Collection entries
'''
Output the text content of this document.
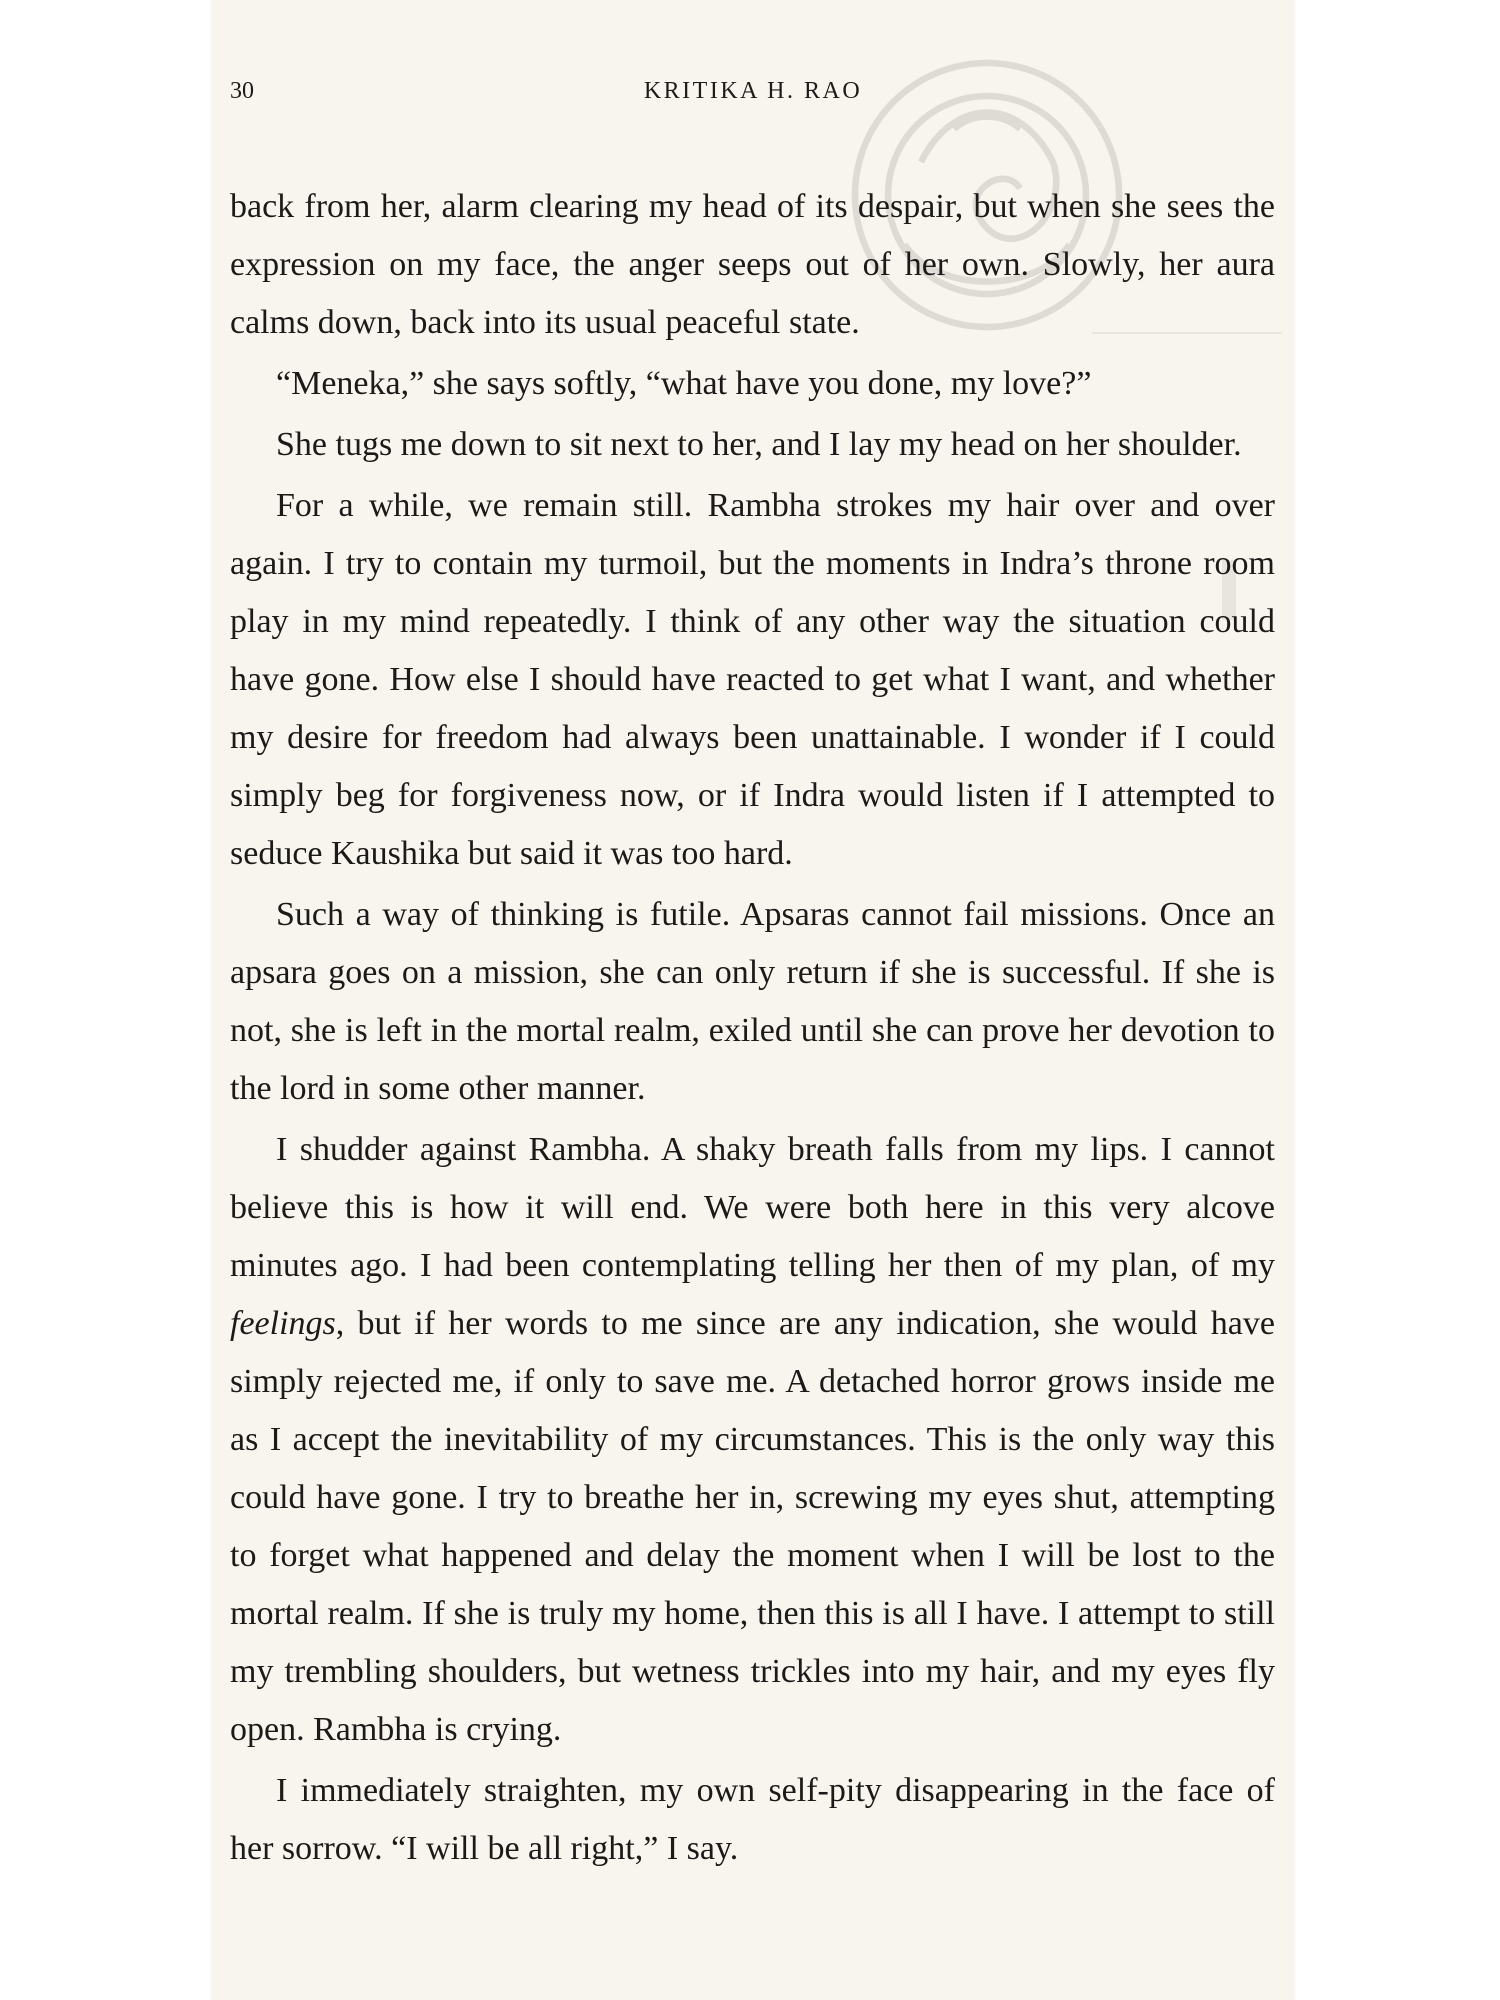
30	KRITIKA H. RAO

back from her, alarm clearing my head of its despair, but when she sees the expression on my face, the anger seeps out of her own. Slowly, her aura calms down, back into its usual peaceful state.

“Meneka,” she says softly, “what have you done, my love?”

She tugs me down to sit next to her, and I lay my head on her shoulder.

For a while, we remain still. Rambha strokes my hair over and over again. I try to contain my turmoil, but the moments in Indra’s throne room play in my mind repeatedly. I think of any other way the situation could have gone. How else I should have reacted to get what I want, and whether my desire for freedom had always been unattainable. I wonder if I could simply beg for forgiveness now, or if Indra would listen if I attempted to seduce Kaushika but said it was too hard.

Such a way of thinking is futile. Apsaras cannot fail missions. Once an apsara goes on a mission, she can only return if she is successful. If she is not, she is left in the mortal realm, exiled until she can prove her devotion to the lord in some other manner.

I shudder against Rambha. A shaky breath falls from my lips. I cannot believe this is how it will end. We were both here in this very alcove minutes ago. I had been contemplating telling her then of my plan, of my feelings, but if her words to me since are any indication, she would have simply rejected me, if only to save me. A detached horror grows inside me as I accept the inevitability of my circumstances. This is the only way this could have gone. I try to breathe her in, screwing my eyes shut, attempting to forget what happened and delay the moment when I will be lost to the mortal realm. If she is truly my home, then this is all I have. I attempt to still my trembling shoulders, but wetness trickles into my hair, and my eyes fly open. Rambha is crying.

I immediately straighten, my own self-pity disappearing in the face of her sorrow. “I will be all right,” I say.
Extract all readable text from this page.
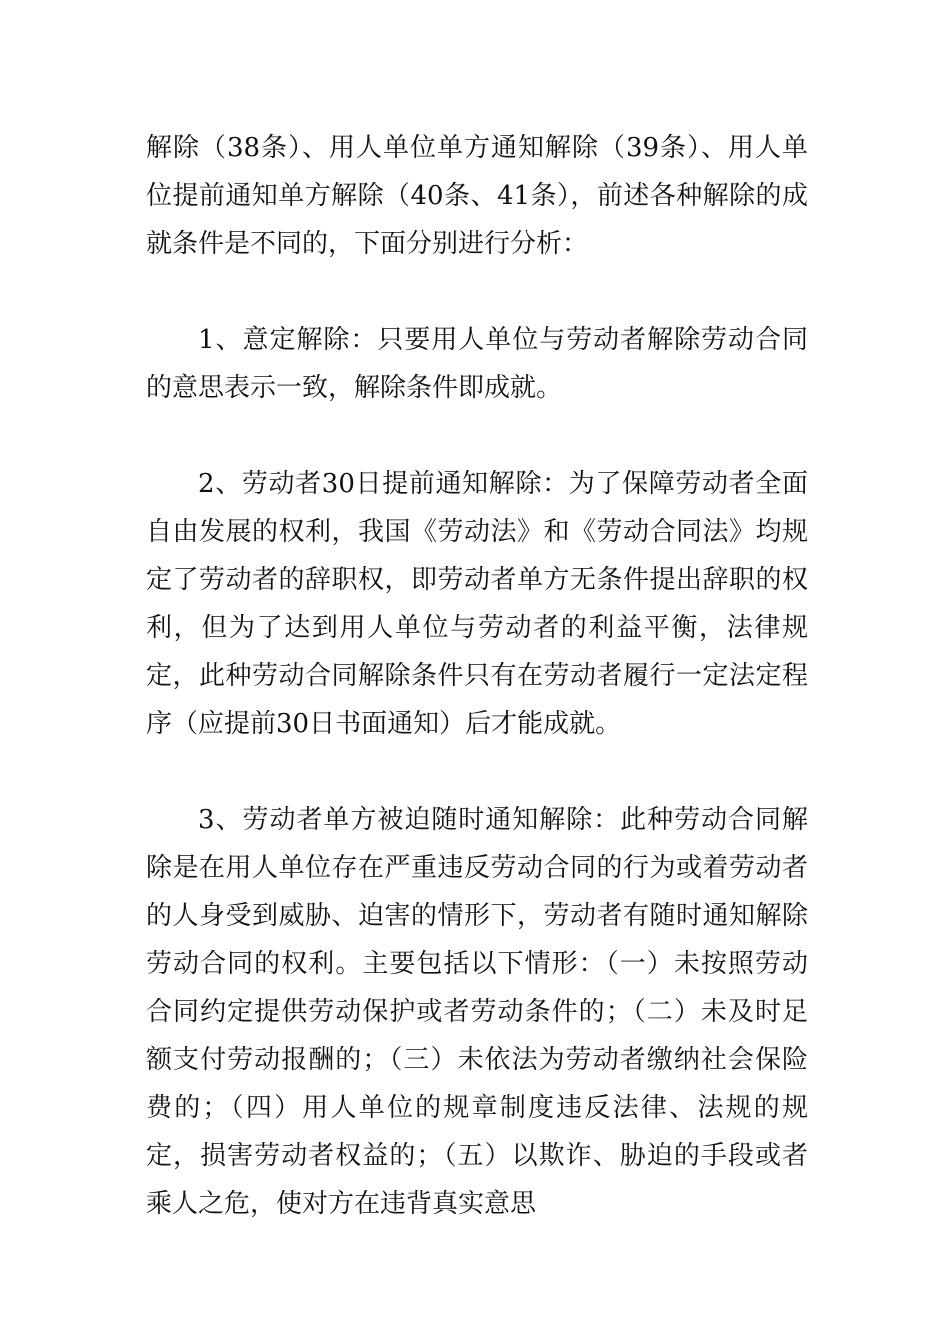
解除（38条）、用人单位单方通知解除（39条）、用人单位提前通知单方解除（40条、41条），前述各种解除的成就条件是不同的，下面分别进行分析：

1、意定解除：只要用人单位与劳动者解除劳动合同的意思表示一致，解除条件即成就。

2、劳动者30日提前通知解除：为了保障劳动者全面自由发展的权利，我国《劳动法》和《劳动合同法》均规定了劳动者的辞职权，即劳动者单方无条件提出辞职的权利，但为了达到用人单位与劳动者的利益平衡，法律规定，此种劳动合同解除条件只有在劳动者履行一定法定程序（应提前30日书面通知）后才能成就。

3、劳动者单方被迫随时通知解除：此种劳动合同解除是在用人单位存在严重违反劳动合同的行为或着劳动者的人身受到威胁、迫害的情形下，劳动者有随时通知解除劳动合同的权利。主要包括以下情形：（一）未按照劳动合同约定提供劳动保护或者劳动条件的；（二）未及时足额支付劳动报酬的；（三）未依法为劳动者缴纳社会保险费的；（四）用人单位的规章制度违反法律、法规的规定，损害劳动者权益的；（五）以欺诈、胁迫的手段或者乘人之危，使对方在违背真实意思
'''
* What is required *
Check each line of the data above for the word "face" and say how many lines have it. Give the number alone.

* Solution below *
2